(PROMPT) Copy every record word for word.

(MATERIAL PROVIDED)

_ _ _ _ _ _ _

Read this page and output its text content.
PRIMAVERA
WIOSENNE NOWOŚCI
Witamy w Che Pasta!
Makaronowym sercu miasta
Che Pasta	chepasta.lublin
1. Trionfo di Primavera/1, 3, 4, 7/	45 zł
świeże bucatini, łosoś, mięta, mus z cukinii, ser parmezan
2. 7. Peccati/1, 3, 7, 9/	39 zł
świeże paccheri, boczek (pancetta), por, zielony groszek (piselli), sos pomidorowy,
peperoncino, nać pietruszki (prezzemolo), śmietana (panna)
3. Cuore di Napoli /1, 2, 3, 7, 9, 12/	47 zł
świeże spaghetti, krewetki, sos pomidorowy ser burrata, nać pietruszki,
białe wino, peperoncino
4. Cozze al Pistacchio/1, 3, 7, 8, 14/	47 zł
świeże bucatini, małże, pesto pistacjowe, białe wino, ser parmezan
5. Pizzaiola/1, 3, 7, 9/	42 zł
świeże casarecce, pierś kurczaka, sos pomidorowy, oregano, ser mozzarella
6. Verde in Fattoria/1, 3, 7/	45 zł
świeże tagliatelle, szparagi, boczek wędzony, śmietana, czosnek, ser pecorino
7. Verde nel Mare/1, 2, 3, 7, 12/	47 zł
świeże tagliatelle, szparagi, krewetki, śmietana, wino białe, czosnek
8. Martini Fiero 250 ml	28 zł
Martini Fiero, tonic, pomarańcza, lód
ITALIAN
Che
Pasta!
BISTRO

_ _ _ _ _ _ _

(ANSWER TO THIS TASK)
Read this page and output its text content.
PRIMAVERA
WIOSENNE NOWOŚCI
Witamy w Che Pasta!
Makaronowym sercu miasta
Che Pasta	chepasta.lublin
1. Trionfo di Primavera/1, 3, 4, 7/	45 zł
świeże bucatini, łosoś, mięta, mus z cukinii, ser parmezan
2. 7. Peccati/1, 3, 7, 9/	39 zł
świeże paccheri, boczek (pancetta), por, zielony groszek (piselli), sos pomidorowy,
peperoncino, nać pietruszki (prezzemolo), śmietana (panna)
3. Cuore di Napoli /1, 2, 3, 7, 9, 12/	47 zł
świeże spaghetti, krewetki, sos pomidorowy ser burrata, nać pietruszki,
białe wino, peperoncino
4. Cozze al Pistacchio/1, 3, 7, 8, 14/	47 zł
świeże bucatini, małże, pesto pistacjowe, białe wino, ser parmezan
5. Pizzaiola/1, 3, 7, 9/	42 zł
świeże casarecce, pierś kurczaka, sos pomidorowy, oregano, ser mozzarella
6. Verde in Fattoria/1, 3, 7/	45 zł
świeże tagliatelle, szparagi, boczek wędzony, śmietana, czosnek, ser pecorino
7. Verde nel Mare/1, 2, 3, 7, 12/	47 zł
świeże tagliatelle, szparagi, krewetki, śmietana, wino białe, czosnek
8. Martini Fiero 250 ml	28 zł
Martini Fiero, tonic, pomarańcza, lód
ITALIAN
Che
Pasta!
BISTRO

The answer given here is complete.